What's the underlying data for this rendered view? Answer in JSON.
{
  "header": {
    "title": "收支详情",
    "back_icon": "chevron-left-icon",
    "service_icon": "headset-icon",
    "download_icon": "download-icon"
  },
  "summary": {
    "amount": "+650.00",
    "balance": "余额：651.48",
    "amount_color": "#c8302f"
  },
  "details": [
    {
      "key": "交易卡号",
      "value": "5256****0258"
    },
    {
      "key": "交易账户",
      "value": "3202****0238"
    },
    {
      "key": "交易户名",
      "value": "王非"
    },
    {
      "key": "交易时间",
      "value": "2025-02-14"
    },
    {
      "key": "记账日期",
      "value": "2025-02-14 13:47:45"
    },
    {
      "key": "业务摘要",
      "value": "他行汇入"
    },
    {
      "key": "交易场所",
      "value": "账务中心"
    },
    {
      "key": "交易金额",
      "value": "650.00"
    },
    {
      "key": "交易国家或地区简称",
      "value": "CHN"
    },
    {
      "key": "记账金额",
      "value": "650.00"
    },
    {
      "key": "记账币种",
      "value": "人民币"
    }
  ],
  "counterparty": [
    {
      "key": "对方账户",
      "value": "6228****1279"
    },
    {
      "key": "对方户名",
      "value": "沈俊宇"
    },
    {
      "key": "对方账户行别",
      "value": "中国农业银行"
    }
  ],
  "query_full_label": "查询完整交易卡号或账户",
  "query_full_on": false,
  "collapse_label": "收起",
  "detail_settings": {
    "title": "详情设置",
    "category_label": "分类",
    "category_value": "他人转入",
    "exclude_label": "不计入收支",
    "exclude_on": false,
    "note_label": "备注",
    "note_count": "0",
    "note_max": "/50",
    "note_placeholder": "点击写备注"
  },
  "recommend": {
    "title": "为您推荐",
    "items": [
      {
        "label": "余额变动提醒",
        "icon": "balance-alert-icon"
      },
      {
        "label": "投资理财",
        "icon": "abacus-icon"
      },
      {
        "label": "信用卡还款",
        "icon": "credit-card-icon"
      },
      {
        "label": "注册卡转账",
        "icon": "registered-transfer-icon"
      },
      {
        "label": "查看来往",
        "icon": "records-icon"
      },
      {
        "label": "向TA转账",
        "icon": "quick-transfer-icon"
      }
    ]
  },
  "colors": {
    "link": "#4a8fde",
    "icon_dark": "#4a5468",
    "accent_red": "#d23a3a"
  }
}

--- STATED PROBLEM ---
In how many lines does the word "balance" appear? Respond with the number alone.

--- REPLY TO THE TASK ---
2